What this task involves: Exactly the lines from the line containing "Give me the" through the final line of the entries below must be returned, and only those, without pictures.
+++ Exercise inputs
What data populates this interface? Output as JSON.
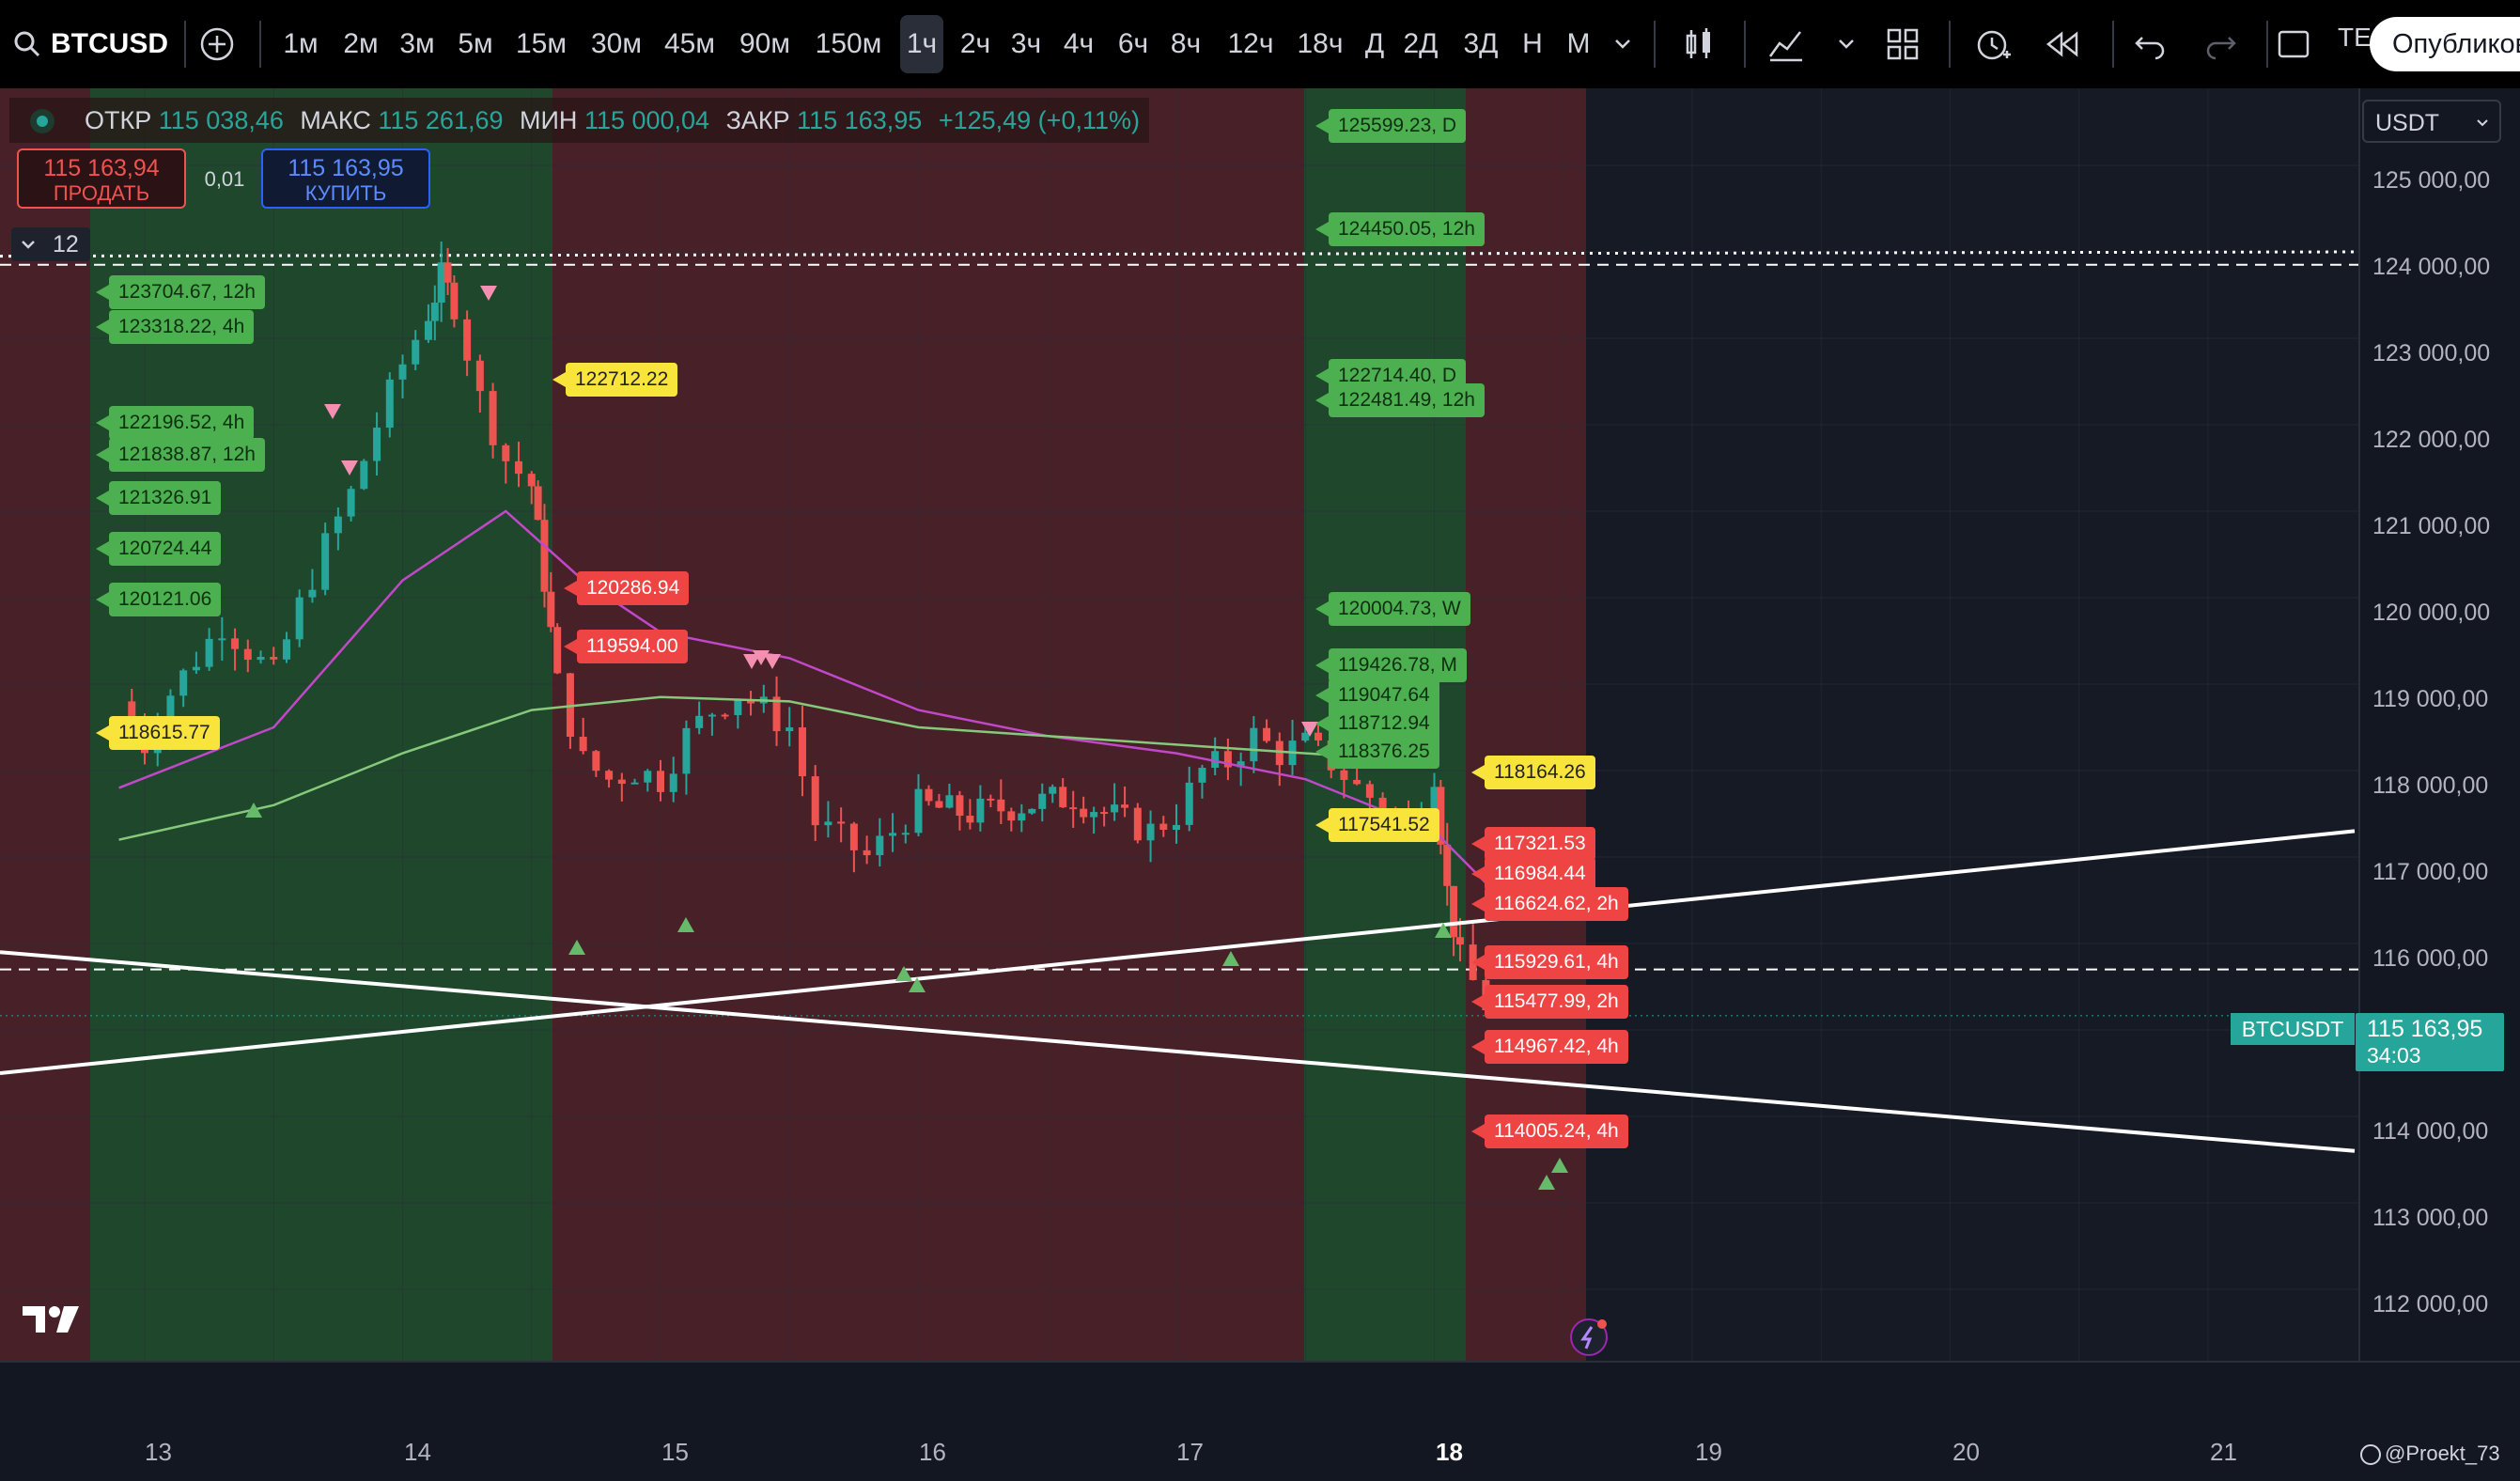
{
  "toolbar": {
    "symbol": "BTCUSD",
    "timeframes": [
      "1м",
      "2м",
      "3м",
      "5м",
      "15м",
      "30м",
      "45м",
      "90м",
      "150м",
      "1ч",
      "2ч",
      "3ч",
      "4ч",
      "6ч",
      "8ч",
      "12ч",
      "18ч",
      "Д",
      "2Д",
      "3Д",
      "Н",
      "М"
    ],
    "selected_timeframe": "1ч",
    "publish_label": "Опубликовать",
    "extra_label": "TE"
  },
  "legend": {
    "open_key": "ОТКР",
    "open": "115 038,46",
    "high_key": "МАКС",
    "high": "115 261,69",
    "low_key": "МИН",
    "low": "115 000,04",
    "close_key": "ЗАКР",
    "close": "115 163,95",
    "change": "+125,49 (+0,11%)"
  },
  "trade": {
    "sell_price": "115 163,94",
    "sell_label": "ПРОДАТЬ",
    "spread": "0,01",
    "buy_price": "115 163,95",
    "buy_label": "КУПИТЬ",
    "collapse_count": "12"
  },
  "currency_select": "USDT",
  "price_axis": {
    "labels": [
      "125 000,00",
      "124 000,00",
      "123 000,00",
      "122 000,00",
      "121 000,00",
      "120 000,00",
      "119 000,00",
      "118 000,00",
      "117 000,00",
      "116 000,00",
      "114 000,00",
      "113 000,00",
      "112 000,00"
    ],
    "current_symbol": "BTCUSDT",
    "current_price": "115 163,95",
    "countdown": "34:03"
  },
  "time_axis": [
    "13",
    "14",
    "15",
    "16",
    "17",
    "18",
    "19",
    "20",
    "21"
  ],
  "watermark": "@Proekt_73",
  "level_labels": {
    "green": [
      "123704.67, 12h",
      "123318.22, 4h",
      "122196.52, 4h",
      "121838.87, 12h",
      "121326.91",
      "120724.44",
      "120121.06",
      "125599.23, D",
      "124450.05, 12h",
      "122714.40, D",
      "122481.49, 12h",
      "120004.73, W",
      "119426.78, M",
      "119047.64",
      "118712.94",
      "118376.25"
    ],
    "yellow": [
      "122712.22",
      "118615.77",
      "118164.26",
      "117541.52"
    ],
    "red": [
      "120286.94",
      "119594.00",
      "117321.53",
      "116984.44",
      "116624.62, 2h",
      "115929.61, 4h",
      "115477.99, 2h",
      "114967.42, 4h",
      "114005.24, 4h"
    ]
  },
  "colors": {
    "bull": "#26a69a",
    "bear": "#ef5350",
    "zone_green": "#1f4a2c",
    "zone_red": "#4a2128",
    "ma_pink": "#c148c8",
    "ma_green": "#86c97a",
    "accent_green": "#26a69a"
  },
  "chart_data": {
    "type": "candlestick",
    "symbol": "BTCUSD",
    "interval": "1h",
    "ylim": [
      111500,
      125900
    ],
    "x_ticks": [
      "13",
      "14",
      "15",
      "16",
      "17",
      "18",
      "19",
      "20",
      "21"
    ],
    "last_candle": {
      "open": 115038.46,
      "high": 115261.69,
      "low": 115000.04,
      "close": 115163.95
    },
    "close_path": [
      [
        12.9,
        118800
      ],
      [
        13.0,
        118300
      ],
      [
        13.1,
        118900
      ],
      [
        13.2,
        119300
      ],
      [
        13.3,
        119700
      ],
      [
        13.4,
        119400
      ],
      [
        13.5,
        119100
      ],
      [
        13.6,
        119900
      ],
      [
        13.7,
        120600
      ],
      [
        13.8,
        121200
      ],
      [
        13.9,
        122000
      ],
      [
        14.0,
        122700
      ],
      [
        14.1,
        123300
      ],
      [
        14.15,
        123700
      ],
      [
        14.2,
        123400
      ],
      [
        14.3,
        122300
      ],
      [
        14.4,
        121600
      ],
      [
        14.5,
        121300
      ],
      [
        14.55,
        120200
      ],
      [
        14.6,
        119000
      ],
      [
        14.7,
        118100
      ],
      [
        14.8,
        117900
      ],
      [
        14.9,
        118000
      ],
      [
        15.0,
        117900
      ],
      [
        15.1,
        118400
      ],
      [
        15.2,
        118700
      ],
      [
        15.3,
        118900
      ],
      [
        15.4,
        118700
      ],
      [
        15.5,
        118500
      ],
      [
        15.6,
        117400
      ],
      [
        15.7,
        117200
      ],
      [
        15.8,
        117000
      ],
      [
        15.9,
        117300
      ],
      [
        16.0,
        117600
      ],
      [
        16.2,
        117500
      ],
      [
        16.4,
        117600
      ],
      [
        16.6,
        117700
      ],
      [
        16.8,
        117400
      ],
      [
        16.9,
        117300
      ],
      [
        17.0,
        117500
      ],
      [
        17.1,
        118000
      ],
      [
        17.2,
        118100
      ],
      [
        17.3,
        118400
      ],
      [
        17.4,
        118200
      ],
      [
        17.5,
        118300
      ],
      [
        17.6,
        118100
      ],
      [
        17.7,
        117800
      ],
      [
        17.8,
        117600
      ],
      [
        17.9,
        117400
      ],
      [
        18.0,
        118000
      ],
      [
        18.05,
        116600
      ],
      [
        18.1,
        115800
      ],
      [
        18.2,
        115300
      ],
      [
        18.3,
        115164
      ]
    ],
    "series_ma": [
      {
        "name": "",
        "color": "pink",
        "points": [
          [
            12.9,
            117800
          ],
          [
            13.5,
            118500
          ],
          [
            14.0,
            120200
          ],
          [
            14.4,
            121000
          ],
          [
            14.7,
            120200
          ],
          [
            15.0,
            119600
          ],
          [
            15.5,
            119300
          ],
          [
            16.0,
            118700
          ],
          [
            16.5,
            118400
          ],
          [
            17.0,
            118200
          ],
          [
            17.5,
            117900
          ],
          [
            18.0,
            117300
          ],
          [
            18.2,
            116700
          ]
        ]
      },
      {
        "name": "",
        "color": "green",
        "points": [
          [
            12.9,
            117200
          ],
          [
            13.5,
            117600
          ],
          [
            14.0,
            118200
          ],
          [
            14.5,
            118700
          ],
          [
            15.0,
            118850
          ],
          [
            15.5,
            118800
          ],
          [
            16.0,
            118500
          ],
          [
            16.5,
            118400
          ],
          [
            17.0,
            118300
          ],
          [
            17.5,
            118200
          ],
          [
            18.0,
            118100
          ]
        ]
      }
    ],
    "trendlines": [
      {
        "from": [
          12.9,
          114500
        ],
        "to": [
          21.5,
          117300
        ]
      },
      {
        "from": [
          12.9,
          115900
        ],
        "to": [
          21.5,
          113600
        ]
      }
    ],
    "horizontal_lines": [
      123950,
      123850,
      115700
    ]
  }
}
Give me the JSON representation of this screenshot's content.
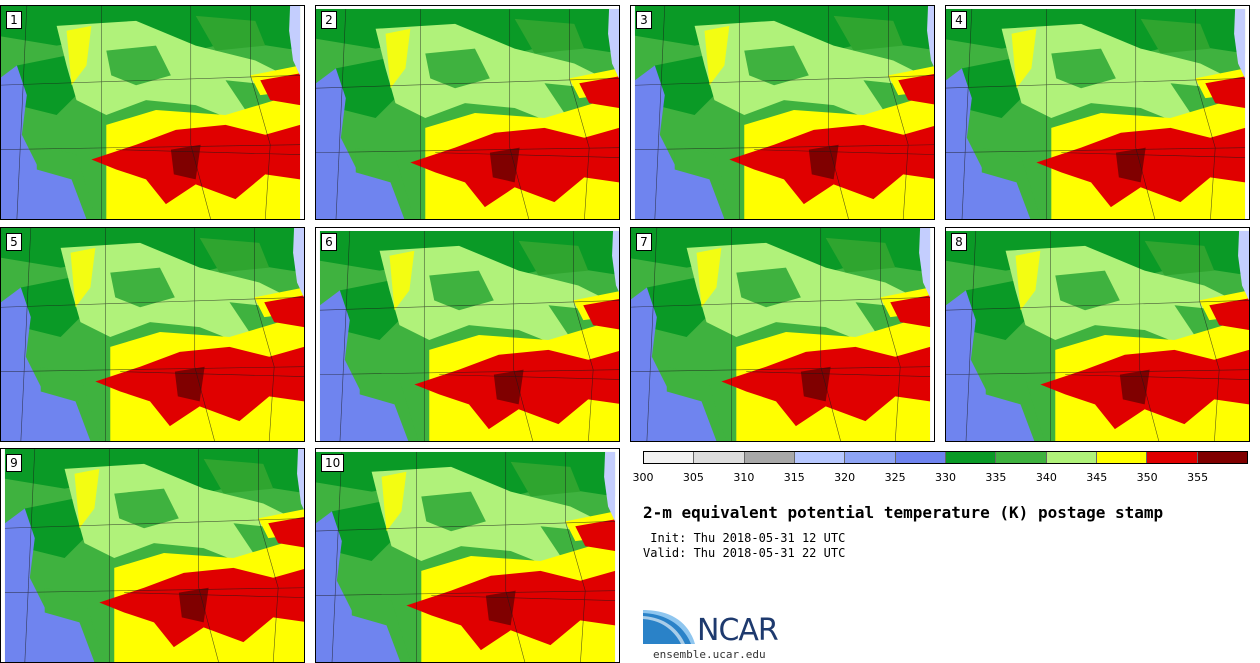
{
  "stamps": [
    {
      "id": "1",
      "label": "1"
    },
    {
      "id": "2",
      "label": "2"
    },
    {
      "id": "3",
      "label": "3"
    },
    {
      "id": "4",
      "label": "4"
    },
    {
      "id": "5",
      "label": "5"
    },
    {
      "id": "6",
      "label": "6"
    },
    {
      "id": "7",
      "label": "7"
    },
    {
      "id": "8",
      "label": "8"
    },
    {
      "id": "9",
      "label": "9"
    },
    {
      "id": "10",
      "label": "10"
    }
  ],
  "colorbar": {
    "ticks": [
      "300",
      "305",
      "310",
      "315",
      "320",
      "325",
      "330",
      "335",
      "340",
      "345",
      "350",
      "355"
    ],
    "colors": [
      "#f2f2f2",
      "#dddddd",
      "#a8a8a8",
      "#b7c8ff",
      "#8ea4f4",
      "#6f84ef",
      "#0a9a26",
      "#3fb23f",
      "#b0f27a",
      "#ffff00",
      "#e00000",
      "#800000"
    ]
  },
  "map_colors": {
    "blue": "#6f84ef",
    "dark_green": "#0a9a26",
    "green": "#3fb23f",
    "light_green": "#b0f27a",
    "yellow": "#ffff00",
    "red": "#e00000",
    "dark_red": "#800000",
    "lake": "#c4cefe"
  },
  "title": "2-m equivalent potential temperature (K) postage stamp",
  "init_line": " Init: Thu 2018-05-31 12 UTC",
  "valid_line": "Valid: Thu 2018-05-31 22 UTC",
  "logo_text": "NCAR",
  "website": "ensemble.ucar.edu"
}
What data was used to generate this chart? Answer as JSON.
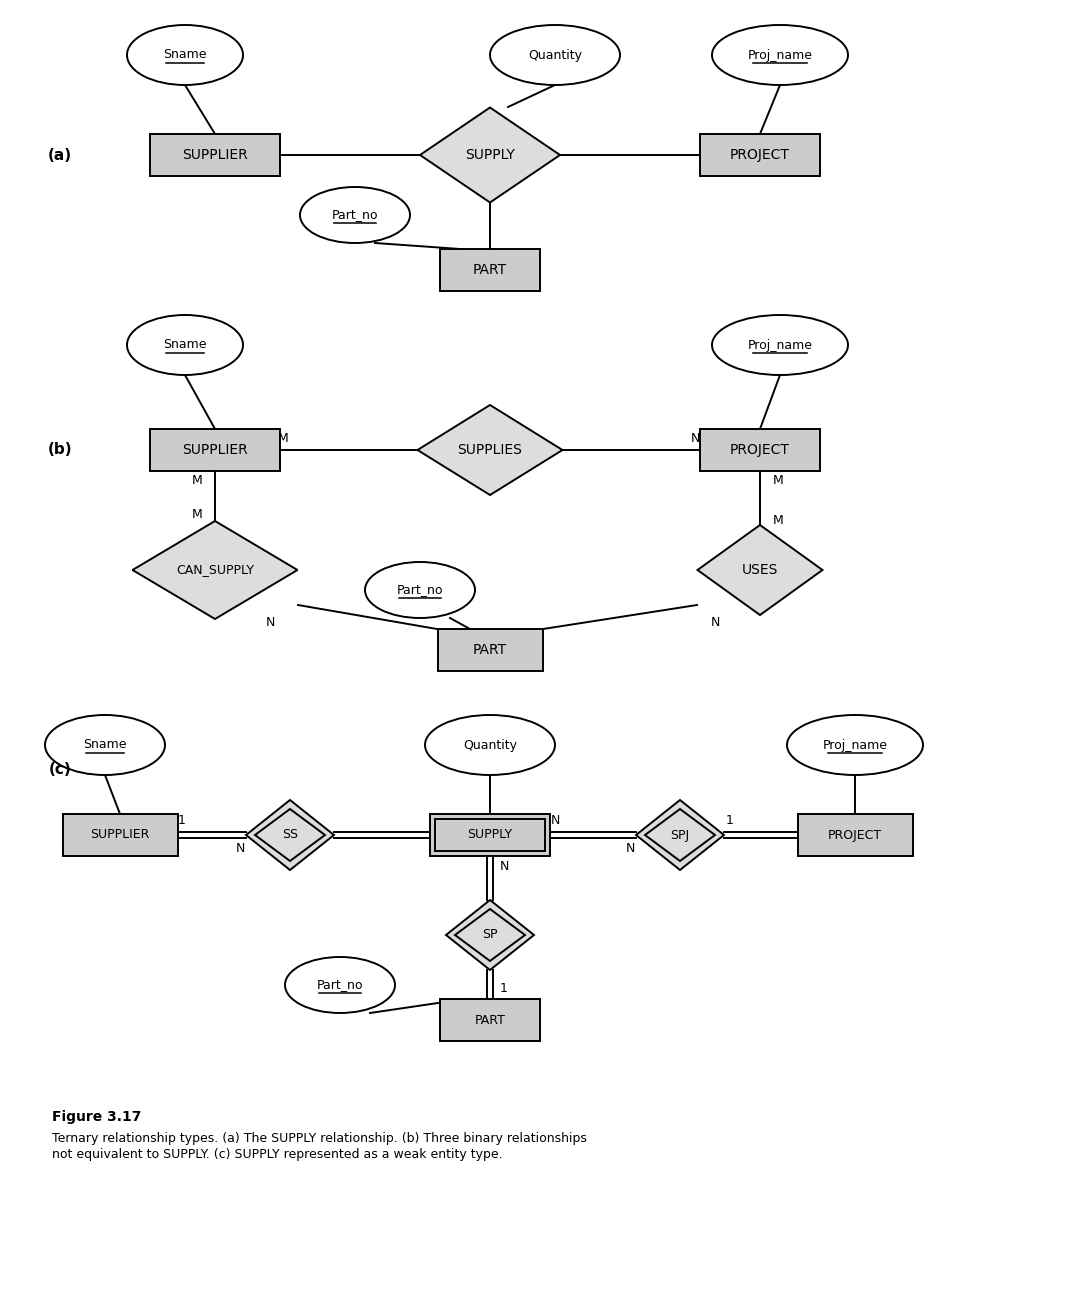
{
  "bg_color": "#ffffff",
  "entity_fill": "#cccccc",
  "entity_edge": "#000000",
  "relation_fill": "#dddddd",
  "attr_fill": "#ffffff",
  "fs_entity": 10,
  "fs_attr": 9,
  "fs_section": 11,
  "fs_mult": 9,
  "fs_cap_title": 10,
  "fs_cap_body": 9,
  "caption_title": "Figure 3.17",
  "caption_line1": "Ternary relationship types. (a) The SUPPLY relationship. (b) Three binary relationships",
  "caption_line2": "not equivalent to SUPPLY. (c) SUPPLY represented as a weak entity type.",
  "lw": 1.4,
  "ul_lw": 1.1
}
++++++
Final result:
Give me the JSON representation of this screenshot's content.
{
  "stamps": [
    {
      "id": "1",
      "label": "1"
    },
    {
      "id": "2",
      "label": "2"
    },
    {
      "id": "3",
      "label": "3"
    },
    {
      "id": "4",
      "label": "4"
    },
    {
      "id": "5",
      "label": "5"
    },
    {
      "id": "6",
      "label": "6"
    },
    {
      "id": "7",
      "label": "7"
    },
    {
      "id": "8",
      "label": "8"
    },
    {
      "id": "9",
      "label": "9"
    },
    {
      "id": "10",
      "label": "10"
    }
  ],
  "colorbar": {
    "ticks": [
      "300",
      "305",
      "310",
      "315",
      "320",
      "325",
      "330",
      "335",
      "340",
      "345",
      "350",
      "355"
    ],
    "colors": [
      "#f2f2f2",
      "#dddddd",
      "#a8a8a8",
      "#b7c8ff",
      "#8ea4f4",
      "#6f84ef",
      "#0a9a26",
      "#3fb23f",
      "#b0f27a",
      "#ffff00",
      "#e00000",
      "#800000"
    ]
  },
  "map_colors": {
    "blue": "#6f84ef",
    "dark_green": "#0a9a26",
    "green": "#3fb23f",
    "light_green": "#b0f27a",
    "yellow": "#ffff00",
    "red": "#e00000",
    "dark_red": "#800000",
    "lake": "#c4cefe"
  },
  "title": "2-m equivalent potential temperature (K) postage stamp",
  "init_line": " Init: Thu 2018-05-31 12 UTC",
  "valid_line": "Valid: Thu 2018-05-31 22 UTC",
  "logo_text": "NCAR",
  "website": "ensemble.ucar.edu"
}
What data was used to generate this chart? Answer as JSON.
{
  "bg_color": "#ffffff",
  "entity_fill": "#cccccc",
  "entity_edge": "#000000",
  "relation_fill": "#dddddd",
  "attr_fill": "#ffffff",
  "fs_entity": 10,
  "fs_attr": 9,
  "fs_section": 11,
  "fs_mult": 9,
  "fs_cap_title": 10,
  "fs_cap_body": 9,
  "caption_title": "Figure 3.17",
  "caption_line1": "Ternary relationship types. (a) The SUPPLY relationship. (b) Three binary relationships",
  "caption_line2": "not equivalent to SUPPLY. (c) SUPPLY represented as a weak entity type.",
  "lw": 1.4,
  "ul_lw": 1.1
}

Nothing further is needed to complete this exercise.